Task to carry out
It is required that all of the data be written out exactly.

begin Records for processing

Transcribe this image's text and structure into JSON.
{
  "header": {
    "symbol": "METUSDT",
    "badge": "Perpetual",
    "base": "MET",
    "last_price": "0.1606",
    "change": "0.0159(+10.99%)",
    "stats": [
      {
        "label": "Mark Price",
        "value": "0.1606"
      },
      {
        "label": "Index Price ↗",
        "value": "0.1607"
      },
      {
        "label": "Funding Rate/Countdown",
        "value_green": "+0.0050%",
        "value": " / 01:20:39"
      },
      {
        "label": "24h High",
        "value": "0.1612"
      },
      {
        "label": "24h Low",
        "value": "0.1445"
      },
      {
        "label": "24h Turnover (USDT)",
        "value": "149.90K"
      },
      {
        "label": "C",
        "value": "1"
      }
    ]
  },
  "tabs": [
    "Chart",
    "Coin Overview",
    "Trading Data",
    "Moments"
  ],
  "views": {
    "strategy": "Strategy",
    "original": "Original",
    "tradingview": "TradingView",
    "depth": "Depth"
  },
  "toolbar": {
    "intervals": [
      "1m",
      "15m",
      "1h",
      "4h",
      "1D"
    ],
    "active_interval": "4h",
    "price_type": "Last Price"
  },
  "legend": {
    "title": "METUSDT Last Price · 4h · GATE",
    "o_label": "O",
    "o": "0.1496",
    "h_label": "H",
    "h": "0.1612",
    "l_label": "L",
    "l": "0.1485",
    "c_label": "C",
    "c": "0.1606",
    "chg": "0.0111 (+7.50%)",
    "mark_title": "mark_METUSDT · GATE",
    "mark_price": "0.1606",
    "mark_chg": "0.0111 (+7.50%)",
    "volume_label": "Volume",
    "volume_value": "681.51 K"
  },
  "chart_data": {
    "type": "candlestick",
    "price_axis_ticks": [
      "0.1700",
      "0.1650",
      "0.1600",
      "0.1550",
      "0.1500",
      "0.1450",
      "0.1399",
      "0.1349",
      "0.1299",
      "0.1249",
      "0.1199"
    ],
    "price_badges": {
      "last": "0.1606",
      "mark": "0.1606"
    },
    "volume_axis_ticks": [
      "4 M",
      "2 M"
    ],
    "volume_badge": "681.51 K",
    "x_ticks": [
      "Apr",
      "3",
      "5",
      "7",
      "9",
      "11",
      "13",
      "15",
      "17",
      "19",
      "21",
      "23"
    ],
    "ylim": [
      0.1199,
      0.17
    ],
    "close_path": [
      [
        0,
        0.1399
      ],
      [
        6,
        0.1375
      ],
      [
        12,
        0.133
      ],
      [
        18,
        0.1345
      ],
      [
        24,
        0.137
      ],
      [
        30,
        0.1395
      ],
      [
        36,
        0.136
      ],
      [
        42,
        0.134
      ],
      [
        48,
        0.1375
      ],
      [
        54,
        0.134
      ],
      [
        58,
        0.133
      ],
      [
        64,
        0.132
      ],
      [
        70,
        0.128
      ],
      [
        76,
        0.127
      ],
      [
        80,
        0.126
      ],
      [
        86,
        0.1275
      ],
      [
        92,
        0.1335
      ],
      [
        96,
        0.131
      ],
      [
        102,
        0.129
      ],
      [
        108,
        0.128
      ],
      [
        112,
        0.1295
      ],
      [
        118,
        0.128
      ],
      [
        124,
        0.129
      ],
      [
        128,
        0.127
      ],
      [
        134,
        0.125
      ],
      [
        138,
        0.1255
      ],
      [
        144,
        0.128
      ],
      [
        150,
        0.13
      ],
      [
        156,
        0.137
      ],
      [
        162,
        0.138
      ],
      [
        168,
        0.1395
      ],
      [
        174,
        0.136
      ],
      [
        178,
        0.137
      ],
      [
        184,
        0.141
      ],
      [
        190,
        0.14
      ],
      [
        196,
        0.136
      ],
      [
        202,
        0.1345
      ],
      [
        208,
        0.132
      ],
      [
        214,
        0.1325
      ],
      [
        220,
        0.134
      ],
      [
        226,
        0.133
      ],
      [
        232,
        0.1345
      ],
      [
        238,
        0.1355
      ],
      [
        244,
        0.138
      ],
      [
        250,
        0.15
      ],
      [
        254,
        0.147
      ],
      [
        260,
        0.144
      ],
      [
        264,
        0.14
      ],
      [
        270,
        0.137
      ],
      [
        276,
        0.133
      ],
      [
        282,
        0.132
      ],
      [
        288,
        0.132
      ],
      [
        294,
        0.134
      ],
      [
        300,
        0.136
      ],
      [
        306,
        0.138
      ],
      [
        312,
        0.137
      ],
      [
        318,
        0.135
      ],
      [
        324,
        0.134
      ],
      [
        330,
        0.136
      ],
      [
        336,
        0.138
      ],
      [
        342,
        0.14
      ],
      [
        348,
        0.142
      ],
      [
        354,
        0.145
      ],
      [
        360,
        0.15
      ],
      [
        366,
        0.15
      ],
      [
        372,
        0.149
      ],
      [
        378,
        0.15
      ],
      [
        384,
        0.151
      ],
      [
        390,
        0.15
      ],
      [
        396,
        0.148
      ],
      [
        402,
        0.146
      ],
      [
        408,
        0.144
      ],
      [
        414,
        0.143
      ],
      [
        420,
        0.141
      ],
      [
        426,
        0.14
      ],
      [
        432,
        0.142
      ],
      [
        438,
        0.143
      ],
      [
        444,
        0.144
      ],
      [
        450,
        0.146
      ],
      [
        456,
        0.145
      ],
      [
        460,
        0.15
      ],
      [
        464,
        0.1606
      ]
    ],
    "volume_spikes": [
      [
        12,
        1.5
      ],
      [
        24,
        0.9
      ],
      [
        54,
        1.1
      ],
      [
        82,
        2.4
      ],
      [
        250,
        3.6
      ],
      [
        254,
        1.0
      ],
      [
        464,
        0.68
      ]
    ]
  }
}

end Records for processing

Worked solution
Transcribe this image's text and structure into JSON.
{
  "header": {
    "symbol": "METUSDT",
    "badge": "Perpetual",
    "base": "MET",
    "last_price": "0.1606",
    "change": "0.0159(+10.99%)",
    "stats": [
      {
        "label": "Mark Price",
        "value": "0.1606"
      },
      {
        "label": "Index Price ↗",
        "value": "0.1607"
      },
      {
        "label": "Funding Rate/Countdown",
        "value_green": "+0.0050%",
        "value": " / 01:20:39"
      },
      {
        "label": "24h High",
        "value": "0.1612"
      },
      {
        "label": "24h Low",
        "value": "0.1445"
      },
      {
        "label": "24h Turnover (USDT)",
        "value": "149.90K"
      },
      {
        "label": "C",
        "value": "1"
      }
    ]
  },
  "tabs": [
    "Chart",
    "Coin Overview",
    "Trading Data",
    "Moments"
  ],
  "views": {
    "strategy": "Strategy",
    "original": "Original",
    "tradingview": "TradingView",
    "depth": "Depth"
  },
  "toolbar": {
    "intervals": [
      "1m",
      "15m",
      "1h",
      "4h",
      "1D"
    ],
    "active_interval": "4h",
    "price_type": "Last Price"
  },
  "legend": {
    "title": "METUSDT Last Price · 4h · GATE",
    "o_label": "O",
    "o": "0.1496",
    "h_label": "H",
    "h": "0.1612",
    "l_label": "L",
    "l": "0.1485",
    "c_label": "C",
    "c": "0.1606",
    "chg": "0.0111 (+7.50%)",
    "mark_title": "mark_METUSDT · GATE",
    "mark_price": "0.1606",
    "mark_chg": "0.0111 (+7.50%)",
    "volume_label": "Volume",
    "volume_value": "681.51 K"
  },
  "chart_data": {
    "type": "candlestick",
    "price_axis_ticks": [
      "0.1700",
      "0.1650",
      "0.1600",
      "0.1550",
      "0.1500",
      "0.1450",
      "0.1399",
      "0.1349",
      "0.1299",
      "0.1249",
      "0.1199"
    ],
    "price_badges": {
      "last": "0.1606",
      "mark": "0.1606"
    },
    "volume_axis_ticks": [
      "4 M",
      "2 M"
    ],
    "volume_badge": "681.51 K",
    "x_ticks": [
      "Apr",
      "3",
      "5",
      "7",
      "9",
      "11",
      "13",
      "15",
      "17",
      "19",
      "21",
      "23"
    ],
    "ylim": [
      0.1199,
      0.17
    ],
    "close_path": [
      [
        0,
        0.1399
      ],
      [
        6,
        0.1375
      ],
      [
        12,
        0.133
      ],
      [
        18,
        0.1345
      ],
      [
        24,
        0.137
      ],
      [
        30,
        0.1395
      ],
      [
        36,
        0.136
      ],
      [
        42,
        0.134
      ],
      [
        48,
        0.1375
      ],
      [
        54,
        0.134
      ],
      [
        58,
        0.133
      ],
      [
        64,
        0.132
      ],
      [
        70,
        0.128
      ],
      [
        76,
        0.127
      ],
      [
        80,
        0.126
      ],
      [
        86,
        0.1275
      ],
      [
        92,
        0.1335
      ],
      [
        96,
        0.131
      ],
      [
        102,
        0.129
      ],
      [
        108,
        0.128
      ],
      [
        112,
        0.1295
      ],
      [
        118,
        0.128
      ],
      [
        124,
        0.129
      ],
      [
        128,
        0.127
      ],
      [
        134,
        0.125
      ],
      [
        138,
        0.1255
      ],
      [
        144,
        0.128
      ],
      [
        150,
        0.13
      ],
      [
        156,
        0.137
      ],
      [
        162,
        0.138
      ],
      [
        168,
        0.1395
      ],
      [
        174,
        0.136
      ],
      [
        178,
        0.137
      ],
      [
        184,
        0.141
      ],
      [
        190,
        0.14
      ],
      [
        196,
        0.136
      ],
      [
        202,
        0.1345
      ],
      [
        208,
        0.132
      ],
      [
        214,
        0.1325
      ],
      [
        220,
        0.134
      ],
      [
        226,
        0.133
      ],
      [
        232,
        0.1345
      ],
      [
        238,
        0.1355
      ],
      [
        244,
        0.138
      ],
      [
        250,
        0.15
      ],
      [
        254,
        0.147
      ],
      [
        260,
        0.144
      ],
      [
        264,
        0.14
      ],
      [
        270,
        0.137
      ],
      [
        276,
        0.133
      ],
      [
        282,
        0.132
      ],
      [
        288,
        0.132
      ],
      [
        294,
        0.134
      ],
      [
        300,
        0.136
      ],
      [
        306,
        0.138
      ],
      [
        312,
        0.137
      ],
      [
        318,
        0.135
      ],
      [
        324,
        0.134
      ],
      [
        330,
        0.136
      ],
      [
        336,
        0.138
      ],
      [
        342,
        0.14
      ],
      [
        348,
        0.142
      ],
      [
        354,
        0.145
      ],
      [
        360,
        0.15
      ],
      [
        366,
        0.15
      ],
      [
        372,
        0.149
      ],
      [
        378,
        0.15
      ],
      [
        384,
        0.151
      ],
      [
        390,
        0.15
      ],
      [
        396,
        0.148
      ],
      [
        402,
        0.146
      ],
      [
        408,
        0.144
      ],
      [
        414,
        0.143
      ],
      [
        420,
        0.141
      ],
      [
        426,
        0.14
      ],
      [
        432,
        0.142
      ],
      [
        438,
        0.143
      ],
      [
        444,
        0.144
      ],
      [
        450,
        0.146
      ],
      [
        456,
        0.145
      ],
      [
        460,
        0.15
      ],
      [
        464,
        0.1606
      ]
    ],
    "volume_spikes": [
      [
        12,
        1.5
      ],
      [
        24,
        0.9
      ],
      [
        54,
        1.1
      ],
      [
        82,
        2.4
      ],
      [
        250,
        3.6
      ],
      [
        254,
        1.0
      ],
      [
        464,
        0.68
      ]
    ]
  }
}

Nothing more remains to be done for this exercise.